§ **WHAT YOU WILL DO**
Copy the data precisely, character for character, and leave out every picture.

§ **RECORD EXCERPTS**
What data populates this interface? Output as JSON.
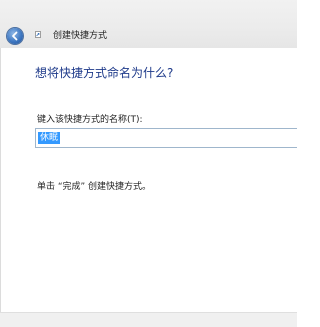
{
  "window": {
    "title": "创建快捷方式"
  },
  "wizard": {
    "heading": "想将快捷方式命名为什么?",
    "name_label": "键入该快捷方式的名称(T):",
    "name_value": "休眠",
    "hint": "单击 “完成” 创建快捷方式。"
  },
  "colors": {
    "heading": "#1e3a8a",
    "selection": "#3399ff"
  },
  "icons": {
    "back": "back-arrow-icon",
    "shortcut": "shortcut-icon"
  }
}
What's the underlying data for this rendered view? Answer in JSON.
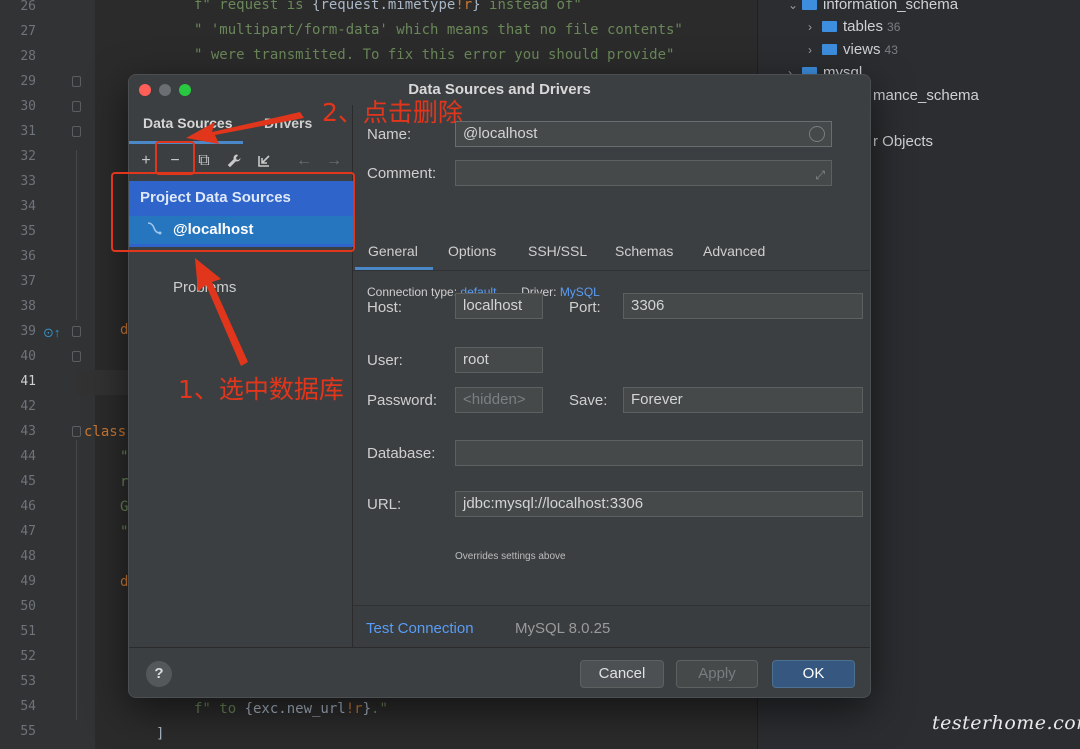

§ **RESPONSE TO THIS EXERCISE**
What data populates this interface? Output as JSON.
{
  "window": {
    "title": "创建快捷方式"
  },
  "wizard": {
    "heading": "想将快捷方式命名为什么?",
    "name_label": "键入该快捷方式的名称(T):",
    "name_value": "休眠",
    "hint": "单击 “完成” 创建快捷方式。"
  },
  "colors": {
    "heading": "#1e3a8a",
    "selection": "#3399ff"
  },
  "icons": {
    "back": "back-arrow-icon",
    "shortcut": "shortcut-icon"
  }
}
What's the underlying data for this rendered view? Answer in JSON.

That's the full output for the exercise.